╭─ SUPPLIED MATERIAL

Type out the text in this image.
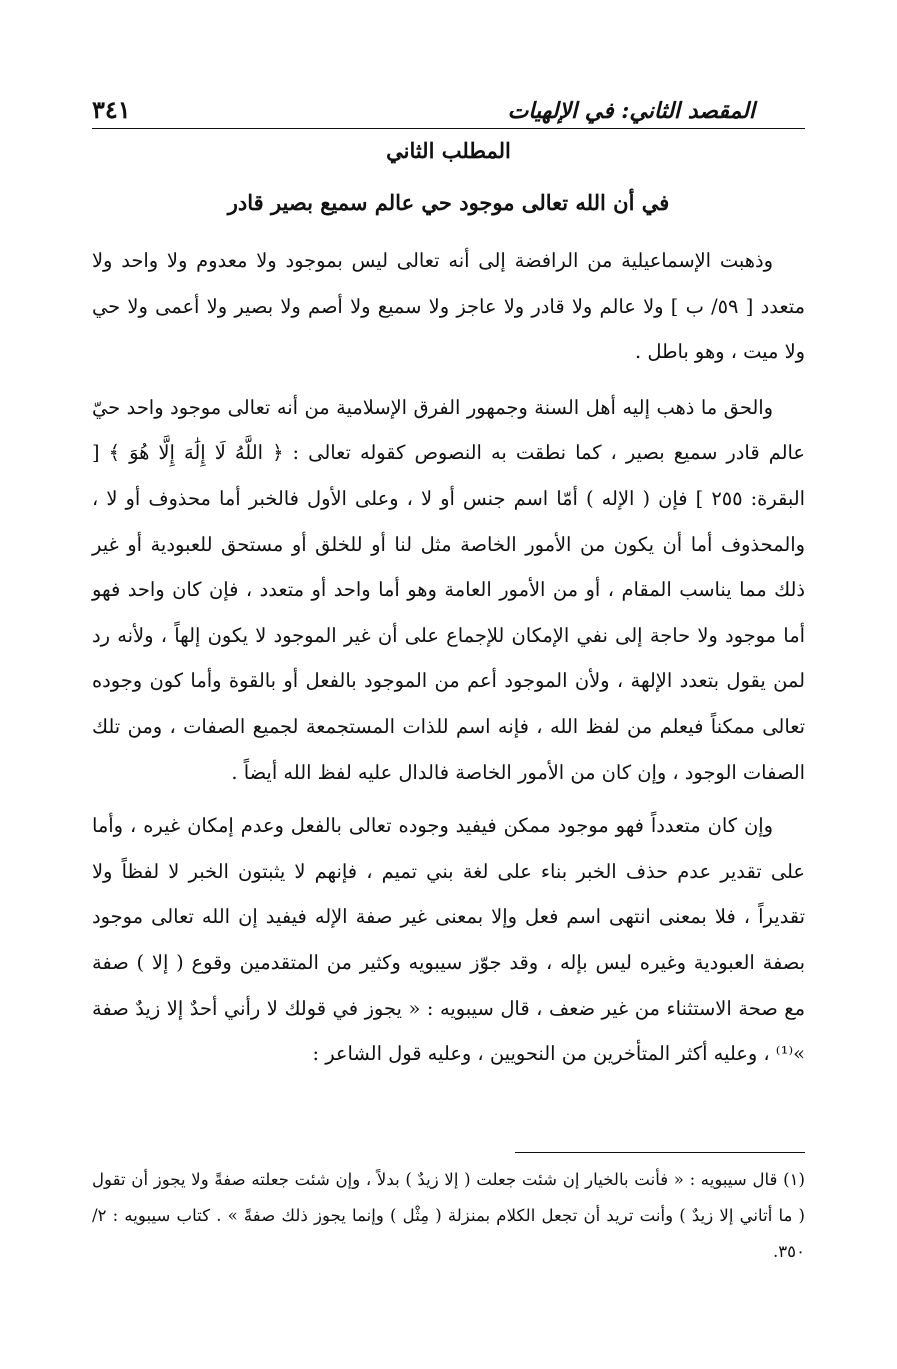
المقصد الثاني: في الإلهيات
٣٤١
المطلب الثاني
في أن الله تعالى موجود حي عالم سميع بصير قادر

وذهبت الإسماعيلية من الرافضة إلى أنه تعالى ليس بموجود ولا معدوم ولا واحد ولا متعدد [ ٥٩/ ب ] ولا عالم ولا قادر ولا عاجز ولا سميع ولا أصم ولا بصير ولا أعمى ولا حي ولا ميت ، وهو باطل .

والحق ما ذهب إليه أهل السنة وجمهور الفرق الإسلامية من أنه تعالى موجود واحد حيّ عالم قادر سميع بصير ، كما نطقت به النصوص كقوله تعالى : ﴿ اللَّهُ لَا إِلَٰهَ إِلَّا هُوَ ﴾ [ البقرة: ٢٥٥ ] فإن ( الإله ) أمّا اسم جنس أو لا ، وعلى الأول فالخبر أما محذوف أو لا ، والمحذوف أما أن يكون من الأمور الخاصة مثل لنا أو للخلق أو مستحق للعبودية أو غير ذلك مما يناسب المقام ، أو من الأمور العامة وهو أما واحد أو متعدد ، فإن كان واحد فهو أما موجود ولا حاجة إلى نفي الإمكان للإجماع على أن غير الموجود لا يكون إلهاً ، ولأنه رد لمن يقول بتعدد الإلهة ، ولأن الموجود أعم من الموجود بالفعل أو بالقوة وأما كون وجوده تعالى ممكناً فيعلم من لفظ الله ، فإنه اسم للذات المستجمعة لجميع الصفات ، ومن تلك الصفات الوجود ، وإن كان من الأمور الخاصة فالدال عليه لفظ الله أيضاً .

وإن كان متعدداً فهو موجود ممكن فيفيد وجوده تعالى بالفعل وعدم إمكان غيره ، وأما على تقدير عدم حذف الخبر بناء على لغة بني تميم ، فإنهم لا يثبتون الخبر لا لفظاً ولا تقديراً ، فلا بمعنى انتهى اسم فعل وإلا بمعنى غير صفة الإله فيفيد إن الله تعالى موجود بصفة العبودية وغيره ليس بإله ، وقد جوّز سيبويه وكثير من المتقدمين وقوع ( إلا ) صفة مع صحة الاستثناء من غير ضعف ، قال سيبويه : « يجوز في قولك لا رأني أحدٌ إلا زيدٌ صفة »⁽¹⁾ ، وعليه أكثر المتأخرين من النحويين ، وعليه قول الشاعر :

(١) قال سيبويه : « فأنت بالخيار إن شئت جعلت ( إلا زيدٌ ) بدلاً ، وإن شئت جعلته صفةً ولا يجوز أن تقول ( ما أتاني إلا زيدٌ ) وأنت تريد أن تجعل الكلام بمنزلة ( مِثْل ) وإنما يجوز ذلك صفةً » . كتاب سيبويه : ٢/ ٣٥٠.
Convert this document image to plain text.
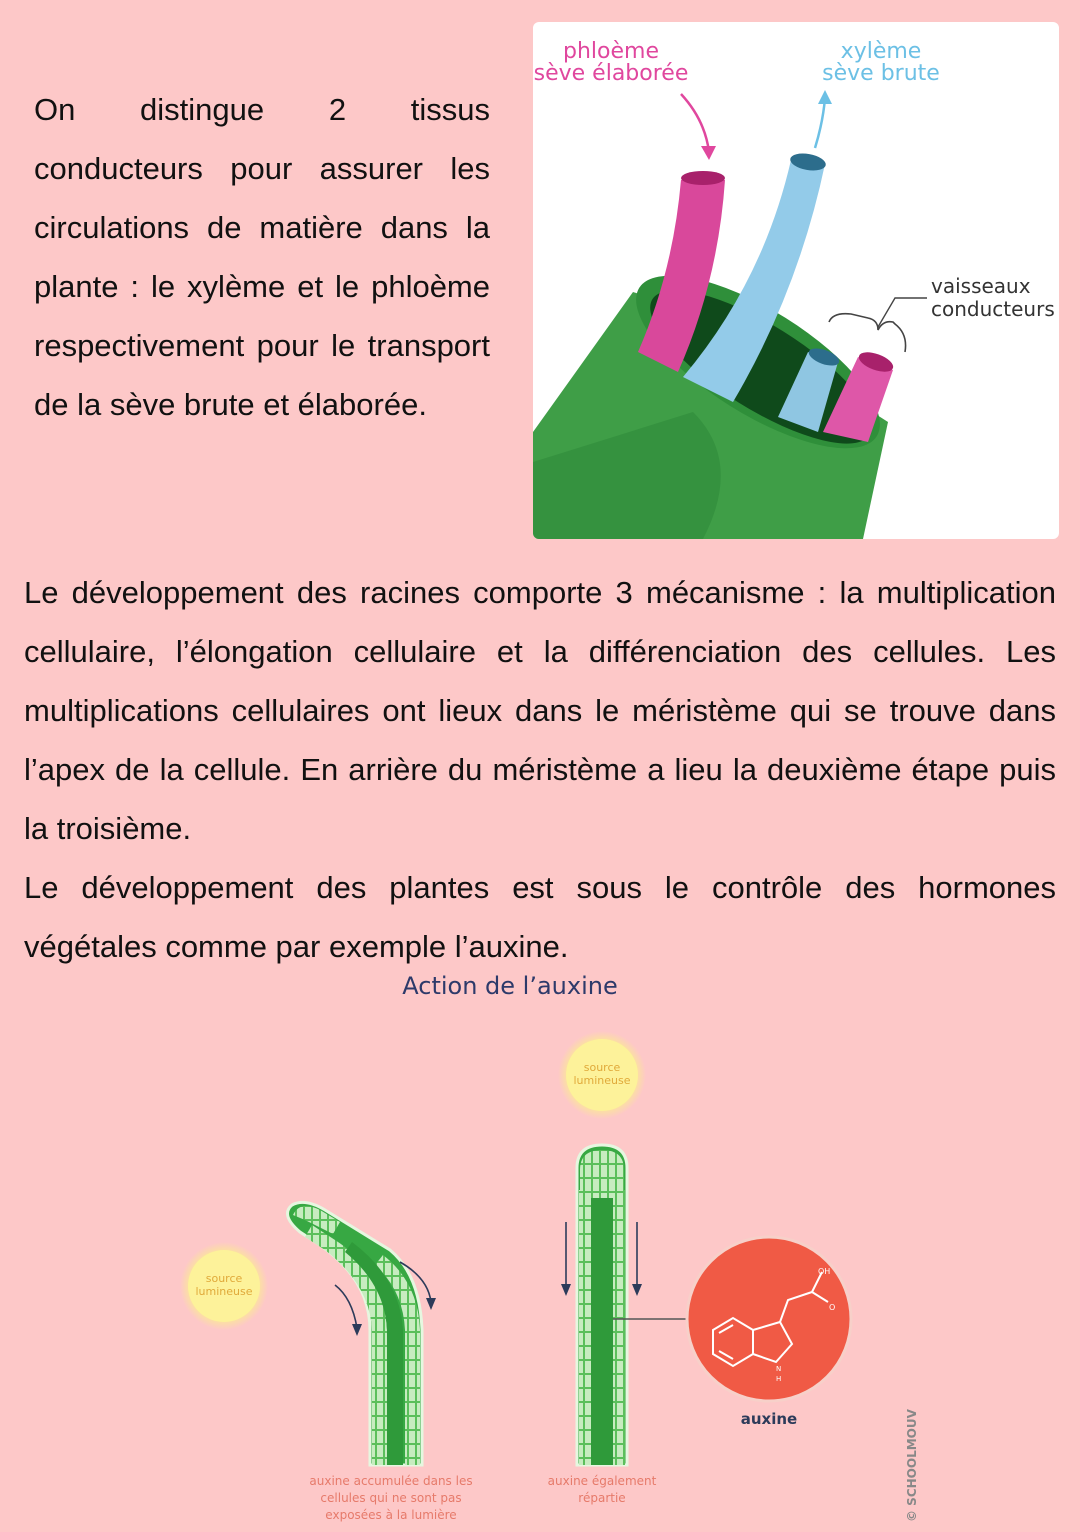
On distingue 2 tissus conducteurs pour assurer les circulations de matière dans la plante : le xylème et le phloème respectivement pour le transport de la sève brute et élaborée.

phloème
sève élaborée
xylème
sève brute
vaisseaux
conducteurs

Le développement des racines comporte 3 mécanisme : la multiplication cellulaire, l’élongation cellulaire et la différenciation des cellules. Les multiplications cellulaires ont lieux dans le méristème qui se trouve dans l’apex de la cellule. En arrière du méristème a lieu la deuxième étape puis la troisième.

Le développement des plantes est sous le contrôle des hormones végétales comme par exemple l’auxine.

Action de l’auxine
source
lumineuse
source
lumineuse
OH
O
N
H
auxine
auxine accumulée dans les
cellules qui ne sont pas
exposées à la lumière
auxine également
répartie	© SCHOOLMOUV
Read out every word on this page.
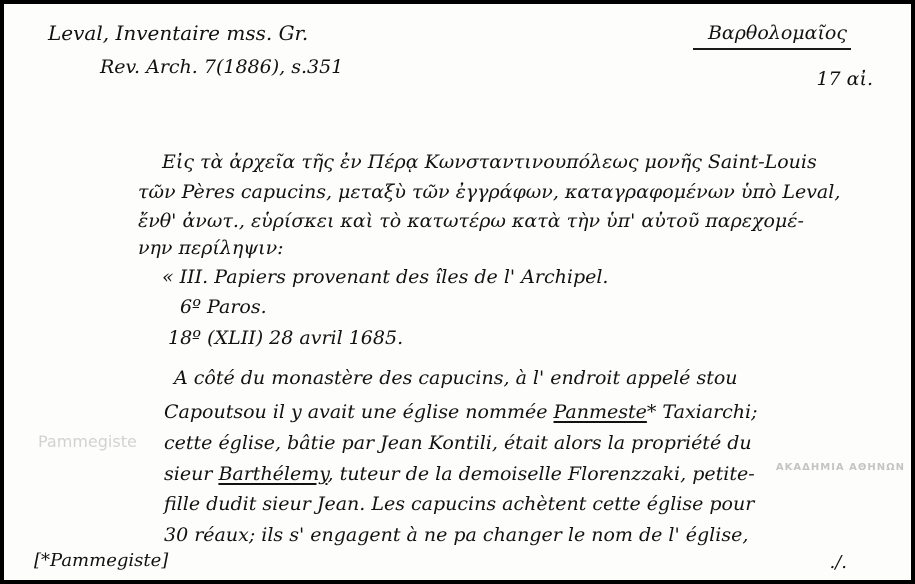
Leval, Inventaire mss. Gr.
Rev. Arch. 7(1886), s.351
Βαρθολομαῖος
17 αἰ.
Εἰς τὰ ἀρχεῖα τῆς ἐν Πέρᾳ Κωνσταντινουπόλεως μονῆς Saint-Louis
τῶν Pères capucins, μεταξὺ τῶν ἐγγράφων, καταγραφομένων ὑπὸ Leval,
ἔνθ' ἀνωτ., εὑρίσκει καὶ τὸ κατωτέρω κατὰ τὴν ὑπ' αὐτοῦ παρεχομέ-
νην περίληψιν:
« III. Papiers provenant des îles de l' Archipel.
6º Paros.
18º (XLII) 28 avril 1685.
A côté du monastère des capucins, à l' endroit appelé stou
Capoutsou il y avait une église nommée Panmeste* Taxiarchi;
cette église, bâtie par Jean Kontili, était alors la propriété du
sieur Barthélemy, tuteur de la demoiselle Florenzzaki, petite-
fille dudit sieur Jean. Les capucins achètent cette église pour
30 réaux; ils s' engagent à ne pa changer le nom de l' église,
[*Pammegiste]	./.
Pammegiste
ΑΚΑΔΗΜΙΑ ΑΘΗΝΩΝ
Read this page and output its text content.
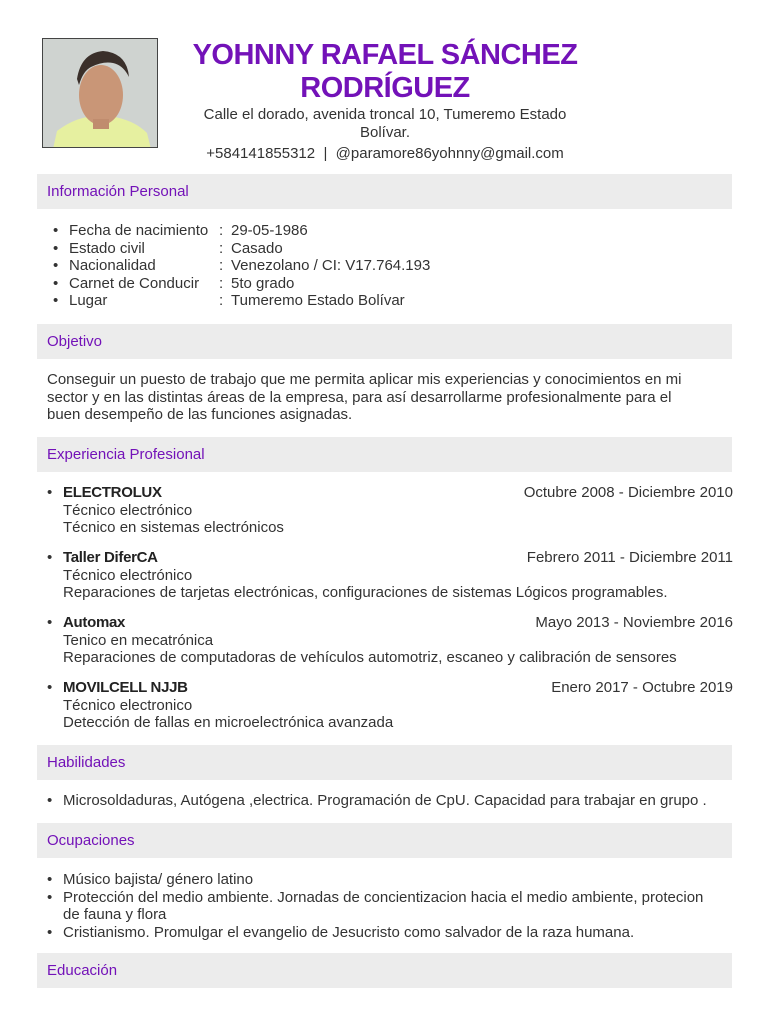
YOHNNY RAFAEL SÁNCHEZ
RODRÍGUEZ
Calle el dorado, avenida troncal 10, Tumeremo Estado
Bolívar.
+584141855312  |  @paramore86yohnny@gmail.com
Información Personal
• Fecha de nacimiento : 29-05-1986
• Estado civil	: Casado
• Nacionalidad	: Venezolano / CI: V17.764.193
• Carnet de Conducir	: 5to grado
• Lugar	: Tumeremo Estado Bolívar
Objetivo
Conseguir un puesto de trabajo que me permita aplicar mis experiencias y conocimientos en mi
sector y en las distintas áreas de la empresa, para así desarrollarme profesionalmente para el
buen desempeño de las funciones asignadas.
Experiencia Profesional
• ELECTROLUX	Octubre 2008 - Diciembre 2010
Técnico electrónico
Técnico en sistemas electrónicos
• Taller DiferCA	Febrero 2011 - Diciembre 2011
Técnico electrónico
Reparaciones de tarjetas electrónicas, configuraciones de sistemas Lógicos programables.
• Automax	Mayo 2013 - Noviembre 2016
Tenico en mecatrónica
Reparaciones de computadoras de vehículos automotriz, escaneo y calibración de sensores
• MOVILCELL NJJB	Enero 2017 - Octubre 2019
Técnico electronico
Detección de fallas en microelectrónica avanzada
Habilidades
• Microsoldaduras, Autógena ,electrica. Programación de CpU. Capacidad para trabajar en grupo .
Ocupaciones
• Músico bajista/ género latino
• Protección del medio ambiente. Jornadas de concientizacion hacia el medio ambiente, protecion
de fauna y flora
• Cristianismo. Promulgar el evangelio de Jesucristo como salvador de la raza humana.
Educación
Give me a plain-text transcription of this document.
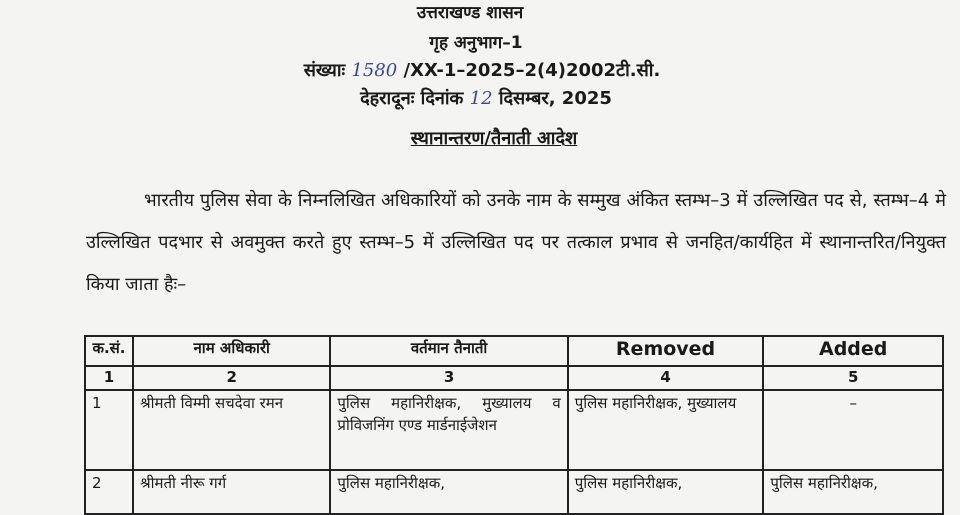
उत्तराखण्ड शासन
गृह अनुभाग–1
संख्याः 1580 /XX-1–2025–2(4)2002टी.सी.
देहरादूनः दिनांक 12 दिसम्बर, 2025
स्थानान्तरण/तैनाती आदेश
भारतीय पुलिस सेवा के निम्नलिखित अधिकारियों को उनके नाम के सम्मुख अंकित स्तम्भ–3 में उल्लिखित पद से, स्तम्भ–4 मे उल्लिखित पदभार से अवमुक्त करते हुए स्तम्भ–5 में उल्लिखित पद पर तत्काल प्रभाव से जनहित/कार्यहित में स्थानान्तरित/नियुक्त किया जाता हैः–
क.सं.	नाम अधिकारी	वर्तमान तैनाती	Removed	Added
1	2	3	4	5
1	श्रीमती विम्मी सचदेवा रमन	पुलिस महानिरीक्षक, मुख्यालय व प्रोविजनिंग एण्ड मार्डनाईजेशन	पुलिस महानिरीक्षक, मुख्यालय	–
2	श्रीमती नीरू गर्ग	पुलिस महानिरीक्षक,	पुलिस महानिरीक्षक,	पुलिस महानिरीक्षक,
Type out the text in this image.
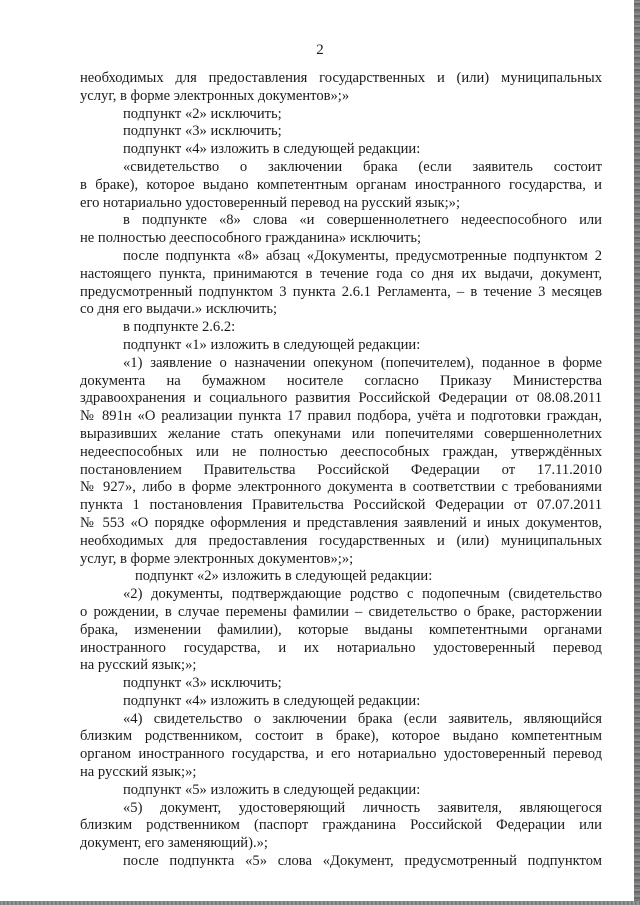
2
необходимых для предоставления государственных и (или) муниципальных
услуг, в форме электронных документов»;»
подпункт «2» исключить;
подпункт «3» исключить;
подпункт «4» изложить в следующей редакции:
«свидетельство о заключении брака (если заявитель состоит
в браке), которое выдано компетентным органам иностранного государства, и
его нотариально удостоверенный перевод на русский язык;»;
в подпункте «8» слова «и совершеннолетнего недееспособного или
не полностью дееспособного гражданина» исключить;
после подпункта «8» абзац «Документы, предусмотренные подпунктом 2
настоящего пункта, принимаются в течение года со дня их выдачи, документ,
предусмотренный подпунктом 3 пункта 2.6.1 Регламента, – в течение 3 месяцев
со дня его выдачи.» исключить;
в подпункте 2.6.2:
подпункт «1» изложить в следующей редакции:
«1) заявление о назначении опекуном (попечителем), поданное в форме
документа на бумажном носителе согласно Приказу Министерства
здравоохранения и социального развития Российской Федерации от 08.08.2011
№ 891н «О реализации пункта 17 правил подбора, учёта и подготовки граждан,
выразивших желание стать опекунами или попечителями совершеннолетних
недееспособных или не полностью дееспособных граждан, утверждённых
постановлением Правительства Российской Федерации от 17.11.2010
№ 927», либо в форме электронного документа в соответствии с требованиями
пункта 1 постановления Правительства Российской Федерации от 07.07.2011
№ 553 «О порядке оформления и представления заявлений и иных документов,
необходимых для предоставления государственных и (или) муниципальных
услуг, в форме электронных документов»;»;
подпункт «2» изложить в следующей редакции:
«2) документы, подтверждающие родство с подопечным (свидетельство
о рождении, в случае перемены фамилии – свидетельство о браке, расторжении
брака, изменении фамилии), которые выданы компетентными органами
иностранного государства, и их нотариально удостоверенный перевод
на русский язык;»;
подпункт «3» исключить;
подпункт «4» изложить в следующей редакции:
«4) свидетельство о заключении брака (если заявитель, являющийся
близким родственником, состоит в браке), которое выдано компетентным
органом иностранного государства, и его нотариально удостоверенный перевод
на русский язык;»;
подпункт «5» изложить в следующей редакции:
«5) документ, удостоверяющий личность заявителя, являющегося
близким родственником (паспорт гражданина Российской Федерации или
документ, его заменяющий).»;
после подпункта «5» слова «Документ, предусмотренный подпунктом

╰─

TASK REQUIREMENTS: Search the records for the word "this" and copy every line where it occurs.

TASK OUTPUT:
Type out the text in this image.
Convert this document image to plain text.
Read out every word on this page.
Read this page and output its text content.
Give me a plain-text transcription of this document.
Type out the text in this image.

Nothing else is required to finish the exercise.